--- Begin ---

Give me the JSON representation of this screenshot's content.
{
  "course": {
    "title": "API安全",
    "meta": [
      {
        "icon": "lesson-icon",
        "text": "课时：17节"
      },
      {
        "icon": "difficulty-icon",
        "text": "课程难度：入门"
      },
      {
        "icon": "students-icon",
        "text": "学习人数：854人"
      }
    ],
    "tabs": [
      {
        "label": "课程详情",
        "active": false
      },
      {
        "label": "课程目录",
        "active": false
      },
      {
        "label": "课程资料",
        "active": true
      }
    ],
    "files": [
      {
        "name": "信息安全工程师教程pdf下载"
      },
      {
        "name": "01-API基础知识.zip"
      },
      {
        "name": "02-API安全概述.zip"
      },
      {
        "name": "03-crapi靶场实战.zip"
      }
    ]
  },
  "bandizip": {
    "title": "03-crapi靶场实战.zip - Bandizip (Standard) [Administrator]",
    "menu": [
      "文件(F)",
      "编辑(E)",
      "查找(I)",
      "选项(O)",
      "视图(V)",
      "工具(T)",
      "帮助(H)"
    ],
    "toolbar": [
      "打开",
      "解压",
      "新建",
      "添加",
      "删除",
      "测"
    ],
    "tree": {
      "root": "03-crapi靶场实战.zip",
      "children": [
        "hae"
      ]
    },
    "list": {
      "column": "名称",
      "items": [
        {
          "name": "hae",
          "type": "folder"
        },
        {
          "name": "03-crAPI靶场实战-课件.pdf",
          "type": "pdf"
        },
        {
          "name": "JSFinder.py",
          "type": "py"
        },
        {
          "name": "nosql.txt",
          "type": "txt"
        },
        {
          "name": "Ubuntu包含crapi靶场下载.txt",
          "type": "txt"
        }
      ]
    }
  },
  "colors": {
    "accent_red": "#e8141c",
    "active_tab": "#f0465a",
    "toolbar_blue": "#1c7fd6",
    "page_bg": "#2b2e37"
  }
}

--- End ---

**GOAL OF THE EXERCISE**
The records above are to be repeated exactly, in their entirety.

**THE RESPONSE**
Give me the JSON representation of this screenshot's content.
{
  "course": {
    "title": "API安全",
    "meta": [
      {
        "icon": "lesson-icon",
        "text": "课时：17节"
      },
      {
        "icon": "difficulty-icon",
        "text": "课程难度：入门"
      },
      {
        "icon": "students-icon",
        "text": "学习人数：854人"
      }
    ],
    "tabs": [
      {
        "label": "课程详情",
        "active": false
      },
      {
        "label": "课程目录",
        "active": false
      },
      {
        "label": "课程资料",
        "active": true
      }
    ],
    "files": [
      {
        "name": "信息安全工程师教程pdf下载"
      },
      {
        "name": "01-API基础知识.zip"
      },
      {
        "name": "02-API安全概述.zip"
      },
      {
        "name": "03-crapi靶场实战.zip"
      }
    ]
  },
  "bandizip": {
    "title": "03-crapi靶场实战.zip - Bandizip (Standard) [Administrator]",
    "menu": [
      "文件(F)",
      "编辑(E)",
      "查找(I)",
      "选项(O)",
      "视图(V)",
      "工具(T)",
      "帮助(H)"
    ],
    "toolbar": [
      "打开",
      "解压",
      "新建",
      "添加",
      "删除",
      "测"
    ],
    "tree": {
      "root": "03-crapi靶场实战.zip",
      "children": [
        "hae"
      ]
    },
    "list": {
      "column": "名称",
      "items": [
        {
          "name": "hae",
          "type": "folder"
        },
        {
          "name": "03-crAPI靶场实战-课件.pdf",
          "type": "pdf"
        },
        {
          "name": "JSFinder.py",
          "type": "py"
        },
        {
          "name": "nosql.txt",
          "type": "txt"
        },
        {
          "name": "Ubuntu包含crapi靶场下载.txt",
          "type": "txt"
        }
      ]
    }
  },
  "colors": {
    "accent_red": "#e8141c",
    "active_tab": "#f0465a",
    "toolbar_blue": "#1c7fd6",
    "page_bg": "#2b2e37"
  }
}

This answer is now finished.